## OBJECTIVE
Repeat every line exactly, keeping the pictures out of the copy.

## EXCERPTED DATA

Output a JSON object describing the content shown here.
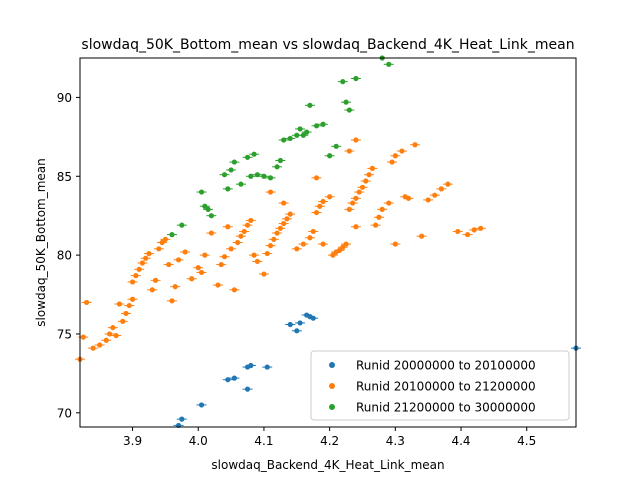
{
  "chart_data": {
    "type": "scatter",
    "title": "slowdaq_50K_Bottom_mean vs slowdaq_Backend_4K_Heat_Link_mean",
    "xlabel": "slowdaq_Backend_4K_Heat_Link_mean",
    "ylabel": "slowdaq_50K_Bottom_mean",
    "xlim": [
      3.82,
      4.575
    ],
    "ylim": [
      69.1,
      92.5
    ],
    "xticks": [
      "3.9",
      "4.0",
      "4.1",
      "4.2",
      "4.3",
      "4.4",
      "4.5"
    ],
    "yticks": [
      "70",
      "75",
      "80",
      "85",
      "90"
    ],
    "grid": false,
    "legend": "lower-right",
    "series": [
      {
        "name": "Runid 20000000 to 20100000",
        "color": "#1f77b4",
        "points": [
          [
            3.97,
            69.2
          ],
          [
            3.975,
            69.6
          ],
          [
            4.005,
            70.5
          ],
          [
            4.045,
            72.1
          ],
          [
            4.055,
            72.2
          ],
          [
            4.075,
            71.5
          ],
          [
            4.075,
            72.9
          ],
          [
            4.08,
            73.0
          ],
          [
            4.105,
            72.9
          ],
          [
            4.14,
            75.6
          ],
          [
            4.15,
            75.2
          ],
          [
            4.155,
            75.7
          ],
          [
            4.165,
            76.2
          ],
          [
            4.17,
            76.1
          ],
          [
            4.175,
            76.0
          ],
          [
            4.575,
            74.1
          ]
        ]
      },
      {
        "name": "Runid 20100000 to 21200000",
        "color": "#ff7f0e",
        "points": [
          [
            3.82,
            73.4
          ],
          [
            3.825,
            74.8
          ],
          [
            3.83,
            77.0
          ],
          [
            3.84,
            74.1
          ],
          [
            3.85,
            74.3
          ],
          [
            3.86,
            74.6
          ],
          [
            3.865,
            75.0
          ],
          [
            3.87,
            75.4
          ],
          [
            3.875,
            74.9
          ],
          [
            3.88,
            76.9
          ],
          [
            3.885,
            75.8
          ],
          [
            3.89,
            76.3
          ],
          [
            3.895,
            76.8
          ],
          [
            3.9,
            77.2
          ],
          [
            3.9,
            78.3
          ],
          [
            3.905,
            78.7
          ],
          [
            3.91,
            79.1
          ],
          [
            3.915,
            79.5
          ],
          [
            3.92,
            79.8
          ],
          [
            3.925,
            80.1
          ],
          [
            3.93,
            77.8
          ],
          [
            3.935,
            78.4
          ],
          [
            3.94,
            80.4
          ],
          [
            3.945,
            80.8
          ],
          [
            3.95,
            81.0
          ],
          [
            3.955,
            79.4
          ],
          [
            3.96,
            77.1
          ],
          [
            3.965,
            78.0
          ],
          [
            3.97,
            79.7
          ],
          [
            3.98,
            80.2
          ],
          [
            3.99,
            78.5
          ],
          [
            4.0,
            79.2
          ],
          [
            4.005,
            78.9
          ],
          [
            4.01,
            80.0
          ],
          [
            4.02,
            81.4
          ],
          [
            4.03,
            78.1
          ],
          [
            4.035,
            79.4
          ],
          [
            4.04,
            79.9
          ],
          [
            4.045,
            81.8
          ],
          [
            4.05,
            80.4
          ],
          [
            4.055,
            77.8
          ],
          [
            4.06,
            80.8
          ],
          [
            4.065,
            81.2
          ],
          [
            4.07,
            81.5
          ],
          [
            4.075,
            81.9
          ],
          [
            4.08,
            82.2
          ],
          [
            4.085,
            80.0
          ],
          [
            4.09,
            79.6
          ],
          [
            4.1,
            78.8
          ],
          [
            4.105,
            80.1
          ],
          [
            4.11,
            80.6
          ],
          [
            4.115,
            81.0
          ],
          [
            4.12,
            81.4
          ],
          [
            4.125,
            81.7
          ],
          [
            4.13,
            82.0
          ],
          [
            4.135,
            82.3
          ],
          [
            4.14,
            82.6
          ],
          [
            4.15,
            80.4
          ],
          [
            4.16,
            80.7
          ],
          [
            4.17,
            81.1
          ],
          [
            4.175,
            81.5
          ],
          [
            4.18,
            82.7
          ],
          [
            4.185,
            83.1
          ],
          [
            4.19,
            83.4
          ],
          [
            4.2,
            83.7
          ],
          [
            4.205,
            80.0
          ],
          [
            4.21,
            80.2
          ],
          [
            4.215,
            80.3
          ],
          [
            4.22,
            80.5
          ],
          [
            4.225,
            80.7
          ],
          [
            4.23,
            82.9
          ],
          [
            4.235,
            83.3
          ],
          [
            4.24,
            83.6
          ],
          [
            4.245,
            84.0
          ],
          [
            4.25,
            84.3
          ],
          [
            4.255,
            84.7
          ],
          [
            4.26,
            85.1
          ],
          [
            4.265,
            85.5
          ],
          [
            4.27,
            81.9
          ],
          [
            4.275,
            82.4
          ],
          [
            4.28,
            82.9
          ],
          [
            4.29,
            83.3
          ],
          [
            4.295,
            85.9
          ],
          [
            4.3,
            86.3
          ],
          [
            4.31,
            86.6
          ],
          [
            4.315,
            83.7
          ],
          [
            4.32,
            83.6
          ],
          [
            4.33,
            87.0
          ],
          [
            4.34,
            81.2
          ],
          [
            4.35,
            83.5
          ],
          [
            4.36,
            83.8
          ],
          [
            4.37,
            84.2
          ],
          [
            4.38,
            84.5
          ],
          [
            4.395,
            81.5
          ],
          [
            4.41,
            81.3
          ],
          [
            4.42,
            81.6
          ],
          [
            4.43,
            81.7
          ],
          [
            4.19,
            80.7
          ],
          [
            4.24,
            81.8
          ],
          [
            4.3,
            80.7
          ],
          [
            4.23,
            86.6
          ],
          [
            4.24,
            87.3
          ],
          [
            4.18,
            84.9
          ],
          [
            4.13,
            83.3
          ],
          [
            4.11,
            84.0
          ]
        ]
      },
      {
        "name": "Runid 21200000 to 30000000",
        "color": "#2ca02c",
        "points": [
          [
            3.96,
            81.3
          ],
          [
            3.975,
            81.9
          ],
          [
            4.005,
            84.0
          ],
          [
            4.01,
            83.1
          ],
          [
            4.015,
            82.9
          ],
          [
            4.02,
            82.5
          ],
          [
            4.04,
            85.1
          ],
          [
            4.045,
            84.2
          ],
          [
            4.05,
            85.4
          ],
          [
            4.055,
            85.9
          ],
          [
            4.065,
            84.5
          ],
          [
            4.075,
            86.2
          ],
          [
            4.08,
            85.0
          ],
          [
            4.085,
            86.4
          ],
          [
            4.09,
            85.1
          ],
          [
            4.1,
            85.0
          ],
          [
            4.11,
            84.9
          ],
          [
            4.12,
            85.6
          ],
          [
            4.125,
            86.0
          ],
          [
            4.13,
            87.3
          ],
          [
            4.14,
            87.4
          ],
          [
            4.15,
            87.6
          ],
          [
            4.155,
            88.0
          ],
          [
            4.16,
            87.6
          ],
          [
            4.165,
            87.8
          ],
          [
            4.17,
            89.5
          ],
          [
            4.18,
            88.2
          ],
          [
            4.19,
            88.3
          ],
          [
            4.2,
            86.3
          ],
          [
            4.21,
            86.9
          ],
          [
            4.22,
            91.0
          ],
          [
            4.225,
            89.7
          ],
          [
            4.23,
            89.2
          ],
          [
            4.24,
            91.2
          ],
          [
            4.28,
            92.5
          ],
          [
            4.29,
            92.1
          ]
        ]
      }
    ]
  }
}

## REPLY TO THE EXERCISE
Output a JSON object describing the content shown here.
{
  "chart_data": {
    "type": "scatter",
    "title": "slowdaq_50K_Bottom_mean vs slowdaq_Backend_4K_Heat_Link_mean",
    "xlabel": "slowdaq_Backend_4K_Heat_Link_mean",
    "ylabel": "slowdaq_50K_Bottom_mean",
    "xlim": [
      3.82,
      4.575
    ],
    "ylim": [
      69.1,
      92.5
    ],
    "xticks": [
      "3.9",
      "4.0",
      "4.1",
      "4.2",
      "4.3",
      "4.4",
      "4.5"
    ],
    "yticks": [
      "70",
      "75",
      "80",
      "85",
      "90"
    ],
    "grid": false,
    "legend": "lower-right",
    "series": [
      {
        "name": "Runid 20000000 to 20100000",
        "color": "#1f77b4",
        "points": [
          [
            3.97,
            69.2
          ],
          [
            3.975,
            69.6
          ],
          [
            4.005,
            70.5
          ],
          [
            4.045,
            72.1
          ],
          [
            4.055,
            72.2
          ],
          [
            4.075,
            71.5
          ],
          [
            4.075,
            72.9
          ],
          [
            4.08,
            73.0
          ],
          [
            4.105,
            72.9
          ],
          [
            4.14,
            75.6
          ],
          [
            4.15,
            75.2
          ],
          [
            4.155,
            75.7
          ],
          [
            4.165,
            76.2
          ],
          [
            4.17,
            76.1
          ],
          [
            4.175,
            76.0
          ],
          [
            4.575,
            74.1
          ]
        ]
      },
      {
        "name": "Runid 20100000 to 21200000",
        "color": "#ff7f0e",
        "points": [
          [
            3.82,
            73.4
          ],
          [
            3.825,
            74.8
          ],
          [
            3.83,
            77.0
          ],
          [
            3.84,
            74.1
          ],
          [
            3.85,
            74.3
          ],
          [
            3.86,
            74.6
          ],
          [
            3.865,
            75.0
          ],
          [
            3.87,
            75.4
          ],
          [
            3.875,
            74.9
          ],
          [
            3.88,
            76.9
          ],
          [
            3.885,
            75.8
          ],
          [
            3.89,
            76.3
          ],
          [
            3.895,
            76.8
          ],
          [
            3.9,
            77.2
          ],
          [
            3.9,
            78.3
          ],
          [
            3.905,
            78.7
          ],
          [
            3.91,
            79.1
          ],
          [
            3.915,
            79.5
          ],
          [
            3.92,
            79.8
          ],
          [
            3.925,
            80.1
          ],
          [
            3.93,
            77.8
          ],
          [
            3.935,
            78.4
          ],
          [
            3.94,
            80.4
          ],
          [
            3.945,
            80.8
          ],
          [
            3.95,
            81.0
          ],
          [
            3.955,
            79.4
          ],
          [
            3.96,
            77.1
          ],
          [
            3.965,
            78.0
          ],
          [
            3.97,
            79.7
          ],
          [
            3.98,
            80.2
          ],
          [
            3.99,
            78.5
          ],
          [
            4.0,
            79.2
          ],
          [
            4.005,
            78.9
          ],
          [
            4.01,
            80.0
          ],
          [
            4.02,
            81.4
          ],
          [
            4.03,
            78.1
          ],
          [
            4.035,
            79.4
          ],
          [
            4.04,
            79.9
          ],
          [
            4.045,
            81.8
          ],
          [
            4.05,
            80.4
          ],
          [
            4.055,
            77.8
          ],
          [
            4.06,
            80.8
          ],
          [
            4.065,
            81.2
          ],
          [
            4.07,
            81.5
          ],
          [
            4.075,
            81.9
          ],
          [
            4.08,
            82.2
          ],
          [
            4.085,
            80.0
          ],
          [
            4.09,
            79.6
          ],
          [
            4.1,
            78.8
          ],
          [
            4.105,
            80.1
          ],
          [
            4.11,
            80.6
          ],
          [
            4.115,
            81.0
          ],
          [
            4.12,
            81.4
          ],
          [
            4.125,
            81.7
          ],
          [
            4.13,
            82.0
          ],
          [
            4.135,
            82.3
          ],
          [
            4.14,
            82.6
          ],
          [
            4.15,
            80.4
          ],
          [
            4.16,
            80.7
          ],
          [
            4.17,
            81.1
          ],
          [
            4.175,
            81.5
          ],
          [
            4.18,
            82.7
          ],
          [
            4.185,
            83.1
          ],
          [
            4.19,
            83.4
          ],
          [
            4.2,
            83.7
          ],
          [
            4.205,
            80.0
          ],
          [
            4.21,
            80.2
          ],
          [
            4.215,
            80.3
          ],
          [
            4.22,
            80.5
          ],
          [
            4.225,
            80.7
          ],
          [
            4.23,
            82.9
          ],
          [
            4.235,
            83.3
          ],
          [
            4.24,
            83.6
          ],
          [
            4.245,
            84.0
          ],
          [
            4.25,
            84.3
          ],
          [
            4.255,
            84.7
          ],
          [
            4.26,
            85.1
          ],
          [
            4.265,
            85.5
          ],
          [
            4.27,
            81.9
          ],
          [
            4.275,
            82.4
          ],
          [
            4.28,
            82.9
          ],
          [
            4.29,
            83.3
          ],
          [
            4.295,
            85.9
          ],
          [
            4.3,
            86.3
          ],
          [
            4.31,
            86.6
          ],
          [
            4.315,
            83.7
          ],
          [
            4.32,
            83.6
          ],
          [
            4.33,
            87.0
          ],
          [
            4.34,
            81.2
          ],
          [
            4.35,
            83.5
          ],
          [
            4.36,
            83.8
          ],
          [
            4.37,
            84.2
          ],
          [
            4.38,
            84.5
          ],
          [
            4.395,
            81.5
          ],
          [
            4.41,
            81.3
          ],
          [
            4.42,
            81.6
          ],
          [
            4.43,
            81.7
          ],
          [
            4.19,
            80.7
          ],
          [
            4.24,
            81.8
          ],
          [
            4.3,
            80.7
          ],
          [
            4.23,
            86.6
          ],
          [
            4.24,
            87.3
          ],
          [
            4.18,
            84.9
          ],
          [
            4.13,
            83.3
          ],
          [
            4.11,
            84.0
          ]
        ]
      },
      {
        "name": "Runid 21200000 to 30000000",
        "color": "#2ca02c",
        "points": [
          [
            3.96,
            81.3
          ],
          [
            3.975,
            81.9
          ],
          [
            4.005,
            84.0
          ],
          [
            4.01,
            83.1
          ],
          [
            4.015,
            82.9
          ],
          [
            4.02,
            82.5
          ],
          [
            4.04,
            85.1
          ],
          [
            4.045,
            84.2
          ],
          [
            4.05,
            85.4
          ],
          [
            4.055,
            85.9
          ],
          [
            4.065,
            84.5
          ],
          [
            4.075,
            86.2
          ],
          [
            4.08,
            85.0
          ],
          [
            4.085,
            86.4
          ],
          [
            4.09,
            85.1
          ],
          [
            4.1,
            85.0
          ],
          [
            4.11,
            84.9
          ],
          [
            4.12,
            85.6
          ],
          [
            4.125,
            86.0
          ],
          [
            4.13,
            87.3
          ],
          [
            4.14,
            87.4
          ],
          [
            4.15,
            87.6
          ],
          [
            4.155,
            88.0
          ],
          [
            4.16,
            87.6
          ],
          [
            4.165,
            87.8
          ],
          [
            4.17,
            89.5
          ],
          [
            4.18,
            88.2
          ],
          [
            4.19,
            88.3
          ],
          [
            4.2,
            86.3
          ],
          [
            4.21,
            86.9
          ],
          [
            4.22,
            91.0
          ],
          [
            4.225,
            89.7
          ],
          [
            4.23,
            89.2
          ],
          [
            4.24,
            91.2
          ],
          [
            4.28,
            92.5
          ],
          [
            4.29,
            92.1
          ]
        ]
      }
    ]
  }
}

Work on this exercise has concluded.